======== AVAILABLE RECORDS ========

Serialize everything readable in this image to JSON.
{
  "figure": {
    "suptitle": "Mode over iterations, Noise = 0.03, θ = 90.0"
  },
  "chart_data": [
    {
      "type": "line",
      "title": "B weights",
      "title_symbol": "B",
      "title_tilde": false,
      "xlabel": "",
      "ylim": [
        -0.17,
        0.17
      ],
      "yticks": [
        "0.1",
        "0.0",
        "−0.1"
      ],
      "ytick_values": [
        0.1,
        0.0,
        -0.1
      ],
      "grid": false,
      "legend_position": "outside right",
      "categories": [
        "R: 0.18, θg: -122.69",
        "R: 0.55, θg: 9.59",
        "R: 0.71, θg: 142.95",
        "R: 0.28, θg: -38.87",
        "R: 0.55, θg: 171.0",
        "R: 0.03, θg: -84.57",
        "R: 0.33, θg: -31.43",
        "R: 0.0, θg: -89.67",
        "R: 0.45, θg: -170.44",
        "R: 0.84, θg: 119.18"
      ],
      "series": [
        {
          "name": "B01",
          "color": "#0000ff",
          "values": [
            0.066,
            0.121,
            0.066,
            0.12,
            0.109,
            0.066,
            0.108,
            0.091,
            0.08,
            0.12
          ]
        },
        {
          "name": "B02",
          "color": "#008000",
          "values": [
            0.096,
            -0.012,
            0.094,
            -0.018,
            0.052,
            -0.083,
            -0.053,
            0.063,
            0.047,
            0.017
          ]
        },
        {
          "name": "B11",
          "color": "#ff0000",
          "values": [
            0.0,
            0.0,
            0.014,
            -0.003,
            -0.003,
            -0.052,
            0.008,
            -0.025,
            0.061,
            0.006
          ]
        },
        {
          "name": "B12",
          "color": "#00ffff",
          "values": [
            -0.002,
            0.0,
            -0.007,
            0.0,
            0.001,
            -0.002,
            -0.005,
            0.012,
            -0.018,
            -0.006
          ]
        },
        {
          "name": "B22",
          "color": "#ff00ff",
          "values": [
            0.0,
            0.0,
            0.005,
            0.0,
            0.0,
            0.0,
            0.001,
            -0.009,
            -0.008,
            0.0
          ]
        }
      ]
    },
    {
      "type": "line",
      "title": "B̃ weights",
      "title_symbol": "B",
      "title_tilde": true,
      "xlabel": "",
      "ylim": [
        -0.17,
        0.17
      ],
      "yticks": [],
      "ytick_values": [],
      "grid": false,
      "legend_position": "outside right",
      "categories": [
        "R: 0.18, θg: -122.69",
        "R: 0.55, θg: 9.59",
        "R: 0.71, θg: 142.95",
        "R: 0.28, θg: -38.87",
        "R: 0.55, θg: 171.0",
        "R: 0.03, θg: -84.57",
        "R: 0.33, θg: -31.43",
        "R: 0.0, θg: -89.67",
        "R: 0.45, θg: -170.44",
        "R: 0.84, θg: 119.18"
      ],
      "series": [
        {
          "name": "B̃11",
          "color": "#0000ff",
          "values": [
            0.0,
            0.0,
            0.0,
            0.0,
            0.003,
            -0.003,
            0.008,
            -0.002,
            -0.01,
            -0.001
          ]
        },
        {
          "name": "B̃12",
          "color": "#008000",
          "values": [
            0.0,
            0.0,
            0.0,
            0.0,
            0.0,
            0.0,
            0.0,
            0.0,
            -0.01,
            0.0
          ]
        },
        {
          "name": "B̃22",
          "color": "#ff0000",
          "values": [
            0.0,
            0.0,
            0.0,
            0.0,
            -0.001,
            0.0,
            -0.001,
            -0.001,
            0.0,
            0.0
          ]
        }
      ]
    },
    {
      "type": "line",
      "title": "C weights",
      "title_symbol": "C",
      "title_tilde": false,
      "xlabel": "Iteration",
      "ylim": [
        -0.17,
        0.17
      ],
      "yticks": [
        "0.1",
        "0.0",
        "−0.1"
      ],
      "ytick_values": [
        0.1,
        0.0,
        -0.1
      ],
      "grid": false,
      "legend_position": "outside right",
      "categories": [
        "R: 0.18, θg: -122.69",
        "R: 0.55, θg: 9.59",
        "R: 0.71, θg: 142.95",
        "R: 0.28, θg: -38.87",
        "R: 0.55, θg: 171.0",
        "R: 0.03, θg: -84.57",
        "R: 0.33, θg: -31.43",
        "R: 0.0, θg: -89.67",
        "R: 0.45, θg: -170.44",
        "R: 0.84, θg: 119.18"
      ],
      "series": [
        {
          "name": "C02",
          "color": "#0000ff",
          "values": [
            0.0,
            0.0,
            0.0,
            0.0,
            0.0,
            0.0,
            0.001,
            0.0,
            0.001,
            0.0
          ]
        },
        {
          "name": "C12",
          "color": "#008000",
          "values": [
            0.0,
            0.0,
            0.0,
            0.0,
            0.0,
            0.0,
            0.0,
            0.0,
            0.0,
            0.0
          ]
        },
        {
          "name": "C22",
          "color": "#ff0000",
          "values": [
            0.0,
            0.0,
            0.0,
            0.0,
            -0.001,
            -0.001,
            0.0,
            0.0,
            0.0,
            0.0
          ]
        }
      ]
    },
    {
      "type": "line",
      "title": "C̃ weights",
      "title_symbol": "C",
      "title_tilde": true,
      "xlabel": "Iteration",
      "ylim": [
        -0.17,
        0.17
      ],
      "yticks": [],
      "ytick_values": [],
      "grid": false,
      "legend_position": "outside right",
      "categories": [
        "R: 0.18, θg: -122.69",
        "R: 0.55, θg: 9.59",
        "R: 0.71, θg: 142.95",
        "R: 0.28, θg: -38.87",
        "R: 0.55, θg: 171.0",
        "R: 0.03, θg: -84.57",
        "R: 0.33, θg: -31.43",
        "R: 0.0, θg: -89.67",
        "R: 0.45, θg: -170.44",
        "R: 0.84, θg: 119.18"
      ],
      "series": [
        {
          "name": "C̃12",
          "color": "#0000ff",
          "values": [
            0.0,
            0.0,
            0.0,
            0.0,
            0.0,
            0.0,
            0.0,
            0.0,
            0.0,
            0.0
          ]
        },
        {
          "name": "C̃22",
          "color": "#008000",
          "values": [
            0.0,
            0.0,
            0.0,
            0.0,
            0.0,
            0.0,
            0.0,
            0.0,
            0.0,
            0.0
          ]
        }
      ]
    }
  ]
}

========

EXERCISE DESCRIPTION >> The listing above must be transcribed exactly, line by line.

REPLY >>
Serialize everything readable in this image to JSON.
{
  "figure": {
    "suptitle": "Mode over iterations, Noise = 0.03, θ = 90.0"
  },
  "chart_data": [
    {
      "type": "line",
      "title": "B weights",
      "title_symbol": "B",
      "title_tilde": false,
      "xlabel": "",
      "ylim": [
        -0.17,
        0.17
      ],
      "yticks": [
        "0.1",
        "0.0",
        "−0.1"
      ],
      "ytick_values": [
        0.1,
        0.0,
        -0.1
      ],
      "grid": false,
      "legend_position": "outside right",
      "categories": [
        "R: 0.18, θg: -122.69",
        "R: 0.55, θg: 9.59",
        "R: 0.71, θg: 142.95",
        "R: 0.28, θg: -38.87",
        "R: 0.55, θg: 171.0",
        "R: 0.03, θg: -84.57",
        "R: 0.33, θg: -31.43",
        "R: 0.0, θg: -89.67",
        "R: 0.45, θg: -170.44",
        "R: 0.84, θg: 119.18"
      ],
      "series": [
        {
          "name": "B01",
          "color": "#0000ff",
          "values": [
            0.066,
            0.121,
            0.066,
            0.12,
            0.109,
            0.066,
            0.108,
            0.091,
            0.08,
            0.12
          ]
        },
        {
          "name": "B02",
          "color": "#008000",
          "values": [
            0.096,
            -0.012,
            0.094,
            -0.018,
            0.052,
            -0.083,
            -0.053,
            0.063,
            0.047,
            0.017
          ]
        },
        {
          "name": "B11",
          "color": "#ff0000",
          "values": [
            0.0,
            0.0,
            0.014,
            -0.003,
            -0.003,
            -0.052,
            0.008,
            -0.025,
            0.061,
            0.006
          ]
        },
        {
          "name": "B12",
          "color": "#00ffff",
          "values": [
            -0.002,
            0.0,
            -0.007,
            0.0,
            0.001,
            -0.002,
            -0.005,
            0.012,
            -0.018,
            -0.006
          ]
        },
        {
          "name": "B22",
          "color": "#ff00ff",
          "values": [
            0.0,
            0.0,
            0.005,
            0.0,
            0.0,
            0.0,
            0.001,
            -0.009,
            -0.008,
            0.0
          ]
        }
      ]
    },
    {
      "type": "line",
      "title": "B̃ weights",
      "title_symbol": "B",
      "title_tilde": true,
      "xlabel": "",
      "ylim": [
        -0.17,
        0.17
      ],
      "yticks": [],
      "ytick_values": [],
      "grid": false,
      "legend_position": "outside right",
      "categories": [
        "R: 0.18, θg: -122.69",
        "R: 0.55, θg: 9.59",
        "R: 0.71, θg: 142.95",
        "R: 0.28, θg: -38.87",
        "R: 0.55, θg: 171.0",
        "R: 0.03, θg: -84.57",
        "R: 0.33, θg: -31.43",
        "R: 0.0, θg: -89.67",
        "R: 0.45, θg: -170.44",
        "R: 0.84, θg: 119.18"
      ],
      "series": [
        {
          "name": "B̃11",
          "color": "#0000ff",
          "values": [
            0.0,
            0.0,
            0.0,
            0.0,
            0.003,
            -0.003,
            0.008,
            -0.002,
            -0.01,
            -0.001
          ]
        },
        {
          "name": "B̃12",
          "color": "#008000",
          "values": [
            0.0,
            0.0,
            0.0,
            0.0,
            0.0,
            0.0,
            0.0,
            0.0,
            -0.01,
            0.0
          ]
        },
        {
          "name": "B̃22",
          "color": "#ff0000",
          "values": [
            0.0,
            0.0,
            0.0,
            0.0,
            -0.001,
            0.0,
            -0.001,
            -0.001,
            0.0,
            0.0
          ]
        }
      ]
    },
    {
      "type": "line",
      "title": "C weights",
      "title_symbol": "C",
      "title_tilde": false,
      "xlabel": "Iteration",
      "ylim": [
        -0.17,
        0.17
      ],
      "yticks": [
        "0.1",
        "0.0",
        "−0.1"
      ],
      "ytick_values": [
        0.1,
        0.0,
        -0.1
      ],
      "grid": false,
      "legend_position": "outside right",
      "categories": [
        "R: 0.18, θg: -122.69",
        "R: 0.55, θg: 9.59",
        "R: 0.71, θg: 142.95",
        "R: 0.28, θg: -38.87",
        "R: 0.55, θg: 171.0",
        "R: 0.03, θg: -84.57",
        "R: 0.33, θg: -31.43",
        "R: 0.0, θg: -89.67",
        "R: 0.45, θg: -170.44",
        "R: 0.84, θg: 119.18"
      ],
      "series": [
        {
          "name": "C02",
          "color": "#0000ff",
          "values": [
            0.0,
            0.0,
            0.0,
            0.0,
            0.0,
            0.0,
            0.001,
            0.0,
            0.001,
            0.0
          ]
        },
        {
          "name": "C12",
          "color": "#008000",
          "values": [
            0.0,
            0.0,
            0.0,
            0.0,
            0.0,
            0.0,
            0.0,
            0.0,
            0.0,
            0.0
          ]
        },
        {
          "name": "C22",
          "color": "#ff0000",
          "values": [
            0.0,
            0.0,
            0.0,
            0.0,
            -0.001,
            -0.001,
            0.0,
            0.0,
            0.0,
            0.0
          ]
        }
      ]
    },
    {
      "type": "line",
      "title": "C̃ weights",
      "title_symbol": "C",
      "title_tilde": true,
      "xlabel": "Iteration",
      "ylim": [
        -0.17,
        0.17
      ],
      "yticks": [],
      "ytick_values": [],
      "grid": false,
      "legend_position": "outside right",
      "categories": [
        "R: 0.18, θg: -122.69",
        "R: 0.55, θg: 9.59",
        "R: 0.71, θg: 142.95",
        "R: 0.28, θg: -38.87",
        "R: 0.55, θg: 171.0",
        "R: 0.03, θg: -84.57",
        "R: 0.33, θg: -31.43",
        "R: 0.0, θg: -89.67",
        "R: 0.45, θg: -170.44",
        "R: 0.84, θg: 119.18"
      ],
      "series": [
        {
          "name": "C̃12",
          "color": "#0000ff",
          "values": [
            0.0,
            0.0,
            0.0,
            0.0,
            0.0,
            0.0,
            0.0,
            0.0,
            0.0,
            0.0
          ]
        },
        {
          "name": "C̃22",
          "color": "#008000",
          "values": [
            0.0,
            0.0,
            0.0,
            0.0,
            0.0,
            0.0,
            0.0,
            0.0,
            0.0,
            0.0
          ]
        }
      ]
    }
  ]
}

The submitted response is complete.